Un des plus petits peuples minoritaire de Chine est le peuple Dulongs/Derungs. Il vit au Yunnan tout proche de la frontière avec la Birmanie/Myanmar. C’est à la fois un des plus petits peuples de la Chine, à la fois un des plus isolés du monde depuis des siècles par les jungles et des montagnes ; à la fois un peuple qui a vécu presque sans vêtements, entourés d’une simple couverture et enfin, il est également connu comme réalisant de fascinants tatouages sur les visages des femmes. Vivant dans un » monde perdu » il peut concentrer un certain nombre de visions phantasmatiques.
Les temps changent et depuis 1999 une route les relie au monde. Dans cet article, nous présentons une tentative de préserver leurs artisanat et d’aider à les sortir d’une relative pauvreté. En 2015, le projet de tissage de Naze Naze dans le village de la rivière Dulong a été lancé conjointement par la une entreprise de design Fondation d’art contemporain de Pékin et Klee Klee, une entreprise de design.
Le contraste avec l’image du peuple est criante.
Une pose très symbolique : l’objet est remis « directement » du producteur au consommateur, il y a un échange.

Extraits des données:
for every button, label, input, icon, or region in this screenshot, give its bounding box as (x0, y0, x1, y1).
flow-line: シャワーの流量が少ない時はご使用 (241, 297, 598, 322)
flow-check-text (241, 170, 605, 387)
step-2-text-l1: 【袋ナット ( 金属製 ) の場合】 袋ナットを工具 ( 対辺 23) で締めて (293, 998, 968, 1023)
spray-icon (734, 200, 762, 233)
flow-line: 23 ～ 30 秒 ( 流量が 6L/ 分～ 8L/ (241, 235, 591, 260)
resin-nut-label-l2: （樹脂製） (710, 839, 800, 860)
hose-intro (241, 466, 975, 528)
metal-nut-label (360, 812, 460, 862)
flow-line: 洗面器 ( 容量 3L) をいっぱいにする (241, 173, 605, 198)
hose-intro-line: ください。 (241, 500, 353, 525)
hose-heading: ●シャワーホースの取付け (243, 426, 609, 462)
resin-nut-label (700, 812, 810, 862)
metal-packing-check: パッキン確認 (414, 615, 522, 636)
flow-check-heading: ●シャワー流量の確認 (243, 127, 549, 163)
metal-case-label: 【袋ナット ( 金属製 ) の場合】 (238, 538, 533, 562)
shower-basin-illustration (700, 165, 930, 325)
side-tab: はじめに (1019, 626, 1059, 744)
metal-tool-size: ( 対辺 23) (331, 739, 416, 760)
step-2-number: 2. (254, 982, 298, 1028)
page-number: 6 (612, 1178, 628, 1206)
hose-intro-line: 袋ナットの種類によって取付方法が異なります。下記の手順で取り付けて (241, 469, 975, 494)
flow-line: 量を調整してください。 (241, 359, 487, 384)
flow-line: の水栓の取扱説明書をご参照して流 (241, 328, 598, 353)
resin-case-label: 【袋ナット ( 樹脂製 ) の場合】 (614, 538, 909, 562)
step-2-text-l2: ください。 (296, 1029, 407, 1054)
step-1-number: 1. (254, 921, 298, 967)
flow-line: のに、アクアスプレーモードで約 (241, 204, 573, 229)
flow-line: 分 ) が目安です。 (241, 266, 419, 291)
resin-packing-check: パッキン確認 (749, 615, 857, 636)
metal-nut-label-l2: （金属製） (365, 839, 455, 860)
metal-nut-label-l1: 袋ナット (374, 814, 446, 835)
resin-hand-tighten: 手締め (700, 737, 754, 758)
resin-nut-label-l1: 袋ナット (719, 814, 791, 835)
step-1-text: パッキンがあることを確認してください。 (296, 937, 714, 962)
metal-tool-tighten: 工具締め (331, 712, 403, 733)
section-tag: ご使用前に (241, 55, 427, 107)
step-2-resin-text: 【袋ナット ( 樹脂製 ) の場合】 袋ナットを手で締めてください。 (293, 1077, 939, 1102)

» TRAVAIL À FAIRE:
Restituez intégralement l'extrait consacré au peuple Dulong, sans y changer un seul mot. Appuyez-vous uniquement sur l'extrait.

» RÉSULTAT:
Un des plus petits peuples minoritaire de Chine est le peuple Dulongs/Derungs. Il vit au Yunnan tout proche de la frontière avec la Birmanie/Myanmar. C’est à la fois un des plus petits peuples de la Chine, à la fois un des plus isolés du monde depuis des siècles par les jungles et des montagnes ; à la fois un peuple qui a vécu presque sans vêtements, entourés d’une simple couverture et enfin, il est également connu comme réalisant de fascinants tatouages sur les visages des femmes. Vivant dans un » monde perdu » il peut concentrer un certain nombre de visions phantasmatiques.
Les temps changent et depuis 1999 une route les relie au monde. Dans cet article, nous présentons une tentative de préserver leurs artisanat et d’aider à les sortir d’une relative pauvreté. En 2015, le projet de tissage de Naze Naze dans le village de la rivière Dulong a été lancé conjointement par la une entreprise de design Fondation d’art contemporain de Pékin et Klee Klee, une entreprise de design.
Le contraste avec l’image du peuple est criante.
Une pose très symbolique : l’objet est remis « directement » du producteur au consommateur, il y a un échange.